• Work to do:
Reproduce the listing below in its entirety. Change nothing.

[Dataset entries]

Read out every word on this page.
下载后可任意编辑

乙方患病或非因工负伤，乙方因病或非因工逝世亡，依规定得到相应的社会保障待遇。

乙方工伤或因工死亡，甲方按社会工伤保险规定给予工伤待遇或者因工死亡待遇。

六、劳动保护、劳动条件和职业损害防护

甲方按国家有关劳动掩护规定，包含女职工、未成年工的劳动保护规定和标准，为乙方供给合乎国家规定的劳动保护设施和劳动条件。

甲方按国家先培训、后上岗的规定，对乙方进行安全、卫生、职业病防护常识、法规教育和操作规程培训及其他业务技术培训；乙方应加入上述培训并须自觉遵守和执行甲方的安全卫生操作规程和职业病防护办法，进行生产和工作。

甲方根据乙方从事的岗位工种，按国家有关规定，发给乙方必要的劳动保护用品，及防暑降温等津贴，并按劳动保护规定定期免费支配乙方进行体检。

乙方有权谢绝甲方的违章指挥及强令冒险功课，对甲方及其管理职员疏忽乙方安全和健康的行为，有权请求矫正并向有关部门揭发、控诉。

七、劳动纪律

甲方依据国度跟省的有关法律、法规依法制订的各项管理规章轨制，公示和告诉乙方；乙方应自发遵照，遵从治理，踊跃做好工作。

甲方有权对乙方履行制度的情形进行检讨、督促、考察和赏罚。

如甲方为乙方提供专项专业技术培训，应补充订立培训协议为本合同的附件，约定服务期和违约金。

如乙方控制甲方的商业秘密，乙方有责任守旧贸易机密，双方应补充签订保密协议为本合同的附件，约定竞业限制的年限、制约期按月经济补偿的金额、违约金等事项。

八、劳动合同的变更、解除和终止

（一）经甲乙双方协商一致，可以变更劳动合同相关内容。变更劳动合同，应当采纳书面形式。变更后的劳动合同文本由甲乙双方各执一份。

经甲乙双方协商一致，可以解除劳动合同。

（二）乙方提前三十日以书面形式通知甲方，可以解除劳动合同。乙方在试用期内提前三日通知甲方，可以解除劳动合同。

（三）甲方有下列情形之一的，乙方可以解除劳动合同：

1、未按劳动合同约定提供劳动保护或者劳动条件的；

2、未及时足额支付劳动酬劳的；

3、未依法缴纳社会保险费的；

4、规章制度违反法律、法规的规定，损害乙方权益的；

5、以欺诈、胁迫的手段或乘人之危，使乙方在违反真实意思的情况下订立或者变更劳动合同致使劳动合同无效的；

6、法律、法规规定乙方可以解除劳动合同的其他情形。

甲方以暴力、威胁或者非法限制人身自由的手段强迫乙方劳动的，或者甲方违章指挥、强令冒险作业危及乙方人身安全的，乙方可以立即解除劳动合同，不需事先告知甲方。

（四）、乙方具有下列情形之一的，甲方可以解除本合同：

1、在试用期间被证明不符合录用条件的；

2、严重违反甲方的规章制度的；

• Task response:
Read out every word on this page.
下载后可任意编辑

乙方患病或非因工负伤，乙方因病或非因工逝世亡，依规定得到相应的社会保障待遇。

乙方工伤或因工死亡，甲方按社会工伤保险规定给予工伤待遇或者因工死亡待遇。

六、劳动保护、劳动条件和职业损害防护

甲方按国家有关劳动掩护规定，包含女职工、未成年工的劳动保护规定和标准，为乙方供给合乎国家规定的劳动保护设施和劳动条件。

甲方按国家先培训、后上岗的规定，对乙方进行安全、卫生、职业病防护常识、法规教育和操作规程培训及其他业务技术培训；乙方应加入上述培训并须自觉遵守和执行甲方的安全卫生操作规程和职业病防护办法，进行生产和工作。

甲方根据乙方从事的岗位工种，按国家有关规定，发给乙方必要的劳动保护用品，及防暑降温等津贴，并按劳动保护规定定期免费支配乙方进行体检。

乙方有权谢绝甲方的违章指挥及强令冒险功课，对甲方及其管理职员疏忽乙方安全和健康的行为，有权请求矫正并向有关部门揭发、控诉。

七、劳动纪律

甲方依据国度跟省的有关法律、法规依法制订的各项管理规章轨制，公示和告诉乙方；乙方应自发遵照，遵从治理，踊跃做好工作。

甲方有权对乙方履行制度的情形进行检讨、督促、考察和赏罚。

如甲方为乙方提供专项专业技术培训，应补充订立培训协议为本合同的附件，约定服务期和违约金。

如乙方控制甲方的商业秘密，乙方有责任守旧贸易机密，双方应补充签订保密协议为本合同的附件，约定竞业限制的年限、制约期按月经济补偿的金额、违约金等事项。

八、劳动合同的变更、解除和终止

（一）经甲乙双方协商一致，可以变更劳动合同相关内容。变更劳动合同，应当采纳书面形式。变更后的劳动合同文本由甲乙双方各执一份。

经甲乙双方协商一致，可以解除劳动合同。

（二）乙方提前三十日以书面形式通知甲方，可以解除劳动合同。乙方在试用期内提前三日通知甲方，可以解除劳动合同。

（三）甲方有下列情形之一的，乙方可以解除劳动合同：

1、未按劳动合同约定提供劳动保护或者劳动条件的；

2、未及时足额支付劳动酬劳的；

3、未依法缴纳社会保险费的；

4、规章制度违反法律、法规的规定，损害乙方权益的；

5、以欺诈、胁迫的手段或乘人之危，使乙方在违反真实意思的情况下订立或者变更劳动合同致使劳动合同无效的；

6、法律、法规规定乙方可以解除劳动合同的其他情形。

甲方以暴力、威胁或者非法限制人身自由的手段强迫乙方劳动的，或者甲方违章指挥、强令冒险作业危及乙方人身安全的，乙方可以立即解除劳动合同，不需事先告知甲方。

（四）、乙方具有下列情形之一的，甲方可以解除本合同：

1、在试用期间被证明不符合录用条件的；

2、严重违反甲方的规章制度的；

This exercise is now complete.